start

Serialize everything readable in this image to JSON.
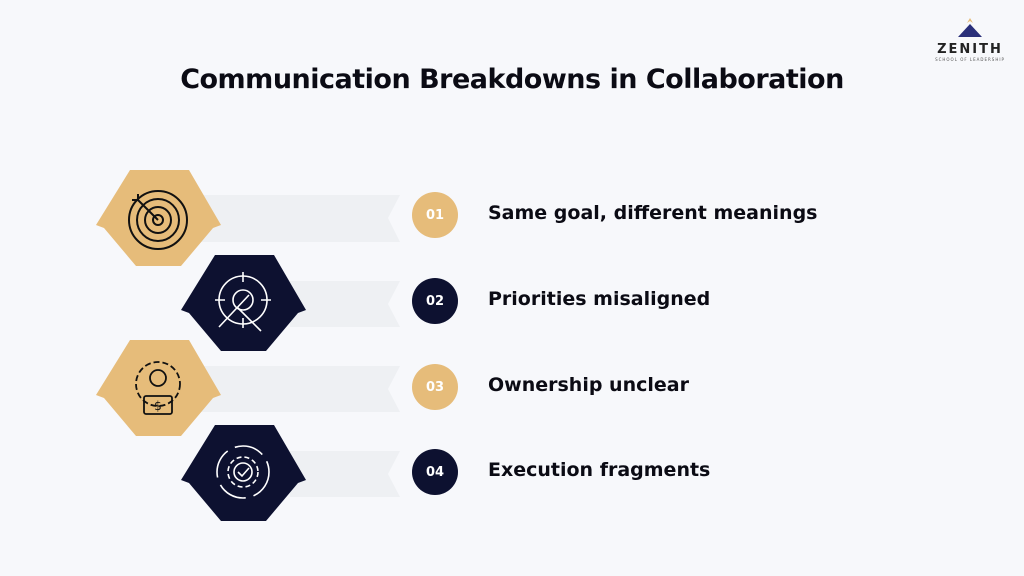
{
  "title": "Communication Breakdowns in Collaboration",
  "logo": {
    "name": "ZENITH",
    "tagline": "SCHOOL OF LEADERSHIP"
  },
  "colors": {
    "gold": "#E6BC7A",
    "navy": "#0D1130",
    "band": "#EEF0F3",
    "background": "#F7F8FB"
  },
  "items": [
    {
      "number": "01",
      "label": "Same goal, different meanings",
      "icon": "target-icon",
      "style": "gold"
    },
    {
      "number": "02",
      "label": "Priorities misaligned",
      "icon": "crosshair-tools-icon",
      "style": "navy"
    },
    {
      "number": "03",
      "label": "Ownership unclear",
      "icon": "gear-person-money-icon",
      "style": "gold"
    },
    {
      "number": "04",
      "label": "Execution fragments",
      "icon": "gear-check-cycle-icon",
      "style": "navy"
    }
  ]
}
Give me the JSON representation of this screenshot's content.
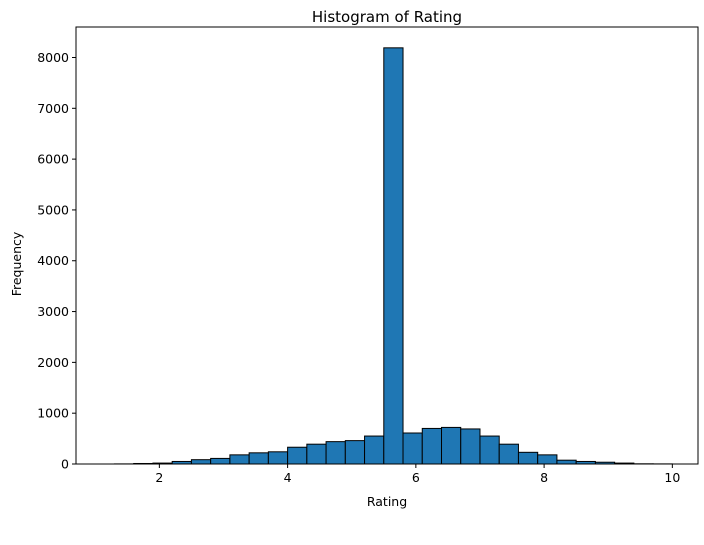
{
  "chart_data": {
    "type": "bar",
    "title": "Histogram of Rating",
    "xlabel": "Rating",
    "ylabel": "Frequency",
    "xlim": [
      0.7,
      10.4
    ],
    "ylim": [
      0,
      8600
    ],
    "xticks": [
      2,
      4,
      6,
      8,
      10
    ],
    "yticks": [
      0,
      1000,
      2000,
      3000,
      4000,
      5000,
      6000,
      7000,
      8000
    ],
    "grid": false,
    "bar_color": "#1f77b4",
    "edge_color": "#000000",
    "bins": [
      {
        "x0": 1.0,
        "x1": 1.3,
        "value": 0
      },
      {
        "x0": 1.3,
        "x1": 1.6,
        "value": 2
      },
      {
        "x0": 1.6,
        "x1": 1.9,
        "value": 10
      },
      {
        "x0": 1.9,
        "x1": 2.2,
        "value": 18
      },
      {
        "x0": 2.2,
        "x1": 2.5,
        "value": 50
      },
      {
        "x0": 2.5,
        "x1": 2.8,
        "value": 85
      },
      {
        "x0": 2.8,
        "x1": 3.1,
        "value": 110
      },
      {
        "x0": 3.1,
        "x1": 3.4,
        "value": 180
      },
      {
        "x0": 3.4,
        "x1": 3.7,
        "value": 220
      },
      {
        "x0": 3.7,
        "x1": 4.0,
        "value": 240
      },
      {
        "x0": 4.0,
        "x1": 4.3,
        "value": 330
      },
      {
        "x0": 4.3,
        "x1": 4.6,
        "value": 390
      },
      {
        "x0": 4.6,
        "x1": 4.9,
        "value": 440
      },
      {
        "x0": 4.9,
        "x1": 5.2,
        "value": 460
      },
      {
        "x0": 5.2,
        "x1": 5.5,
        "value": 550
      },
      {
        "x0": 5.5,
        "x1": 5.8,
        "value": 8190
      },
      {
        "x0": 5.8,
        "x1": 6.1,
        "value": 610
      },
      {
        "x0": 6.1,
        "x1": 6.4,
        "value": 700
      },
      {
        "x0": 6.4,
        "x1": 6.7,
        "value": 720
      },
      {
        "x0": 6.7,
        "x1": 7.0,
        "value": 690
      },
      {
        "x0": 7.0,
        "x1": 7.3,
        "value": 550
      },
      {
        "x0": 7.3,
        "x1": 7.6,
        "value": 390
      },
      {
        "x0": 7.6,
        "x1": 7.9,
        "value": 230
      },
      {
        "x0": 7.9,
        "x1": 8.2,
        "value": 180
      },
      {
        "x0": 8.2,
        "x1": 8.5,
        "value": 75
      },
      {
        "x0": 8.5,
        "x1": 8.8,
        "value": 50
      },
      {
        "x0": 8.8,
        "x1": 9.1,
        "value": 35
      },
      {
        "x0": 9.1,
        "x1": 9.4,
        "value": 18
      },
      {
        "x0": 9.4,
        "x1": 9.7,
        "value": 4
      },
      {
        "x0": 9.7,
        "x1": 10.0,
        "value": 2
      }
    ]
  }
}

end

** GIVEN TASK **
Check every line of the data, and copy the ones that contain "gear".

** PROBLEM SOLUTION **
      "icon": "gear-person-money-icon",
      "icon": "gear-check-cycle-icon",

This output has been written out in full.